■ WHAT YOU WILL DO:
Starting at the top of the records and stopping after the line that contains "background-key: 3 DEF", rename "page-title" to "screen-title" and reproduce those lines with nothing else changed.

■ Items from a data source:
•••••
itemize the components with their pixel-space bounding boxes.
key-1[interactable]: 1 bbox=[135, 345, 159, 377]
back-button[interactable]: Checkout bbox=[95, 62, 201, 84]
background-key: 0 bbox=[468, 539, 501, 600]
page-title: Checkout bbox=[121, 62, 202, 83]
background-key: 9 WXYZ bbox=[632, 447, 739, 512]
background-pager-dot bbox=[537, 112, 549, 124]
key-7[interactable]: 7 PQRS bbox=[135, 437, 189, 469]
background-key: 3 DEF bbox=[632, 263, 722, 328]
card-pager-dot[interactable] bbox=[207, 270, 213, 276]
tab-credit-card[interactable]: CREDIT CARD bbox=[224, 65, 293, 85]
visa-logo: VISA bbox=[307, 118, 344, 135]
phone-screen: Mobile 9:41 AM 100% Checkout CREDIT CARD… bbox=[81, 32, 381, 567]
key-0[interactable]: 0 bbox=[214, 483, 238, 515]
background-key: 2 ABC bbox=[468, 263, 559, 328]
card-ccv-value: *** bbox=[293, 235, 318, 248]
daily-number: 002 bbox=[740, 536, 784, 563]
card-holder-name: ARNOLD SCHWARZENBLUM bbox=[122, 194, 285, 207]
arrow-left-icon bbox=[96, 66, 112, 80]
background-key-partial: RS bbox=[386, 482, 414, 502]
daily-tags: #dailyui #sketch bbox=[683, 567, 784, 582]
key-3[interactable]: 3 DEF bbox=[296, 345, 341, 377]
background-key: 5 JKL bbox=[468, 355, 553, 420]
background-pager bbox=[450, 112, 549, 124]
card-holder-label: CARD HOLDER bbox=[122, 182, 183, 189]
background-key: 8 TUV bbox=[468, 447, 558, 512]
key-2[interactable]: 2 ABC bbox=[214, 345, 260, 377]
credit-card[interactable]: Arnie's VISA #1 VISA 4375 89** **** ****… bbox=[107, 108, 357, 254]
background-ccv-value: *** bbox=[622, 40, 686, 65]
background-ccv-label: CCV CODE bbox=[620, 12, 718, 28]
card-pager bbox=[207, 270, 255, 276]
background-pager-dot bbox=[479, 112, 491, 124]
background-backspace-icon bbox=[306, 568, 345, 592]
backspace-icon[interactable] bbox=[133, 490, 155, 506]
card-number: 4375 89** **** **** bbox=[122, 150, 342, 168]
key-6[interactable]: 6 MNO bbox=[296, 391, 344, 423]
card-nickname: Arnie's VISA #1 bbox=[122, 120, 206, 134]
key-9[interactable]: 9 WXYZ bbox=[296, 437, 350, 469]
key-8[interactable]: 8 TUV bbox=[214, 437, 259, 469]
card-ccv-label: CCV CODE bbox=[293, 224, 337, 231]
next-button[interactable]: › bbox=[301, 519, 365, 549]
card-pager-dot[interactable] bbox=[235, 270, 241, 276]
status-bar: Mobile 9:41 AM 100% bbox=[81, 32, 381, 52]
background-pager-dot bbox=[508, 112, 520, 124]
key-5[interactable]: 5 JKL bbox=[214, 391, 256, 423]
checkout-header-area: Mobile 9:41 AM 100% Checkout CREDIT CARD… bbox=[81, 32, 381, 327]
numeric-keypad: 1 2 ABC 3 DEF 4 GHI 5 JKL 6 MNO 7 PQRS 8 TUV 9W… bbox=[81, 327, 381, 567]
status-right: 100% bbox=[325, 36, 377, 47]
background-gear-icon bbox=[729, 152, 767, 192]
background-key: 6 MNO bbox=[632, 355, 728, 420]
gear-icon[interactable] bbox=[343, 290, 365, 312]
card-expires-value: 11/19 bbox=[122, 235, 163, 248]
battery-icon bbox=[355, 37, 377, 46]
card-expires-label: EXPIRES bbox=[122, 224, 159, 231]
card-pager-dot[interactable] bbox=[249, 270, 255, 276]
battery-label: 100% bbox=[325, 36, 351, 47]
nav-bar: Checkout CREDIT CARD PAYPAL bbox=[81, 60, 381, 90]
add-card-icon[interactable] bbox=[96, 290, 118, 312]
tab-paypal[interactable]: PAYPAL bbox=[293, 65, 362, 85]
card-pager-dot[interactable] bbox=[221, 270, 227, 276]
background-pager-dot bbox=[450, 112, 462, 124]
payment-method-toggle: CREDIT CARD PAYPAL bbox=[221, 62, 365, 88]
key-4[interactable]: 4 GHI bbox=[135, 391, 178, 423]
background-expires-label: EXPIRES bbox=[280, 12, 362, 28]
•••••
■ RESULT OF THIS TASK:
itemize the components with their pixel-space bounding boxes.
key-1[interactable]: 1 bbox=[135, 345, 159, 377]
back-button[interactable]: Checkout bbox=[95, 62, 201, 84]
background-key: 0 bbox=[468, 539, 501, 600]
screen-title: Checkout bbox=[121, 62, 202, 83]
background-key: 9 WXYZ bbox=[632, 447, 739, 512]
background-pager-dot bbox=[537, 112, 549, 124]
key-7[interactable]: 7 PQRS bbox=[135, 437, 189, 469]
background-key: 3 DEF bbox=[632, 263, 722, 328]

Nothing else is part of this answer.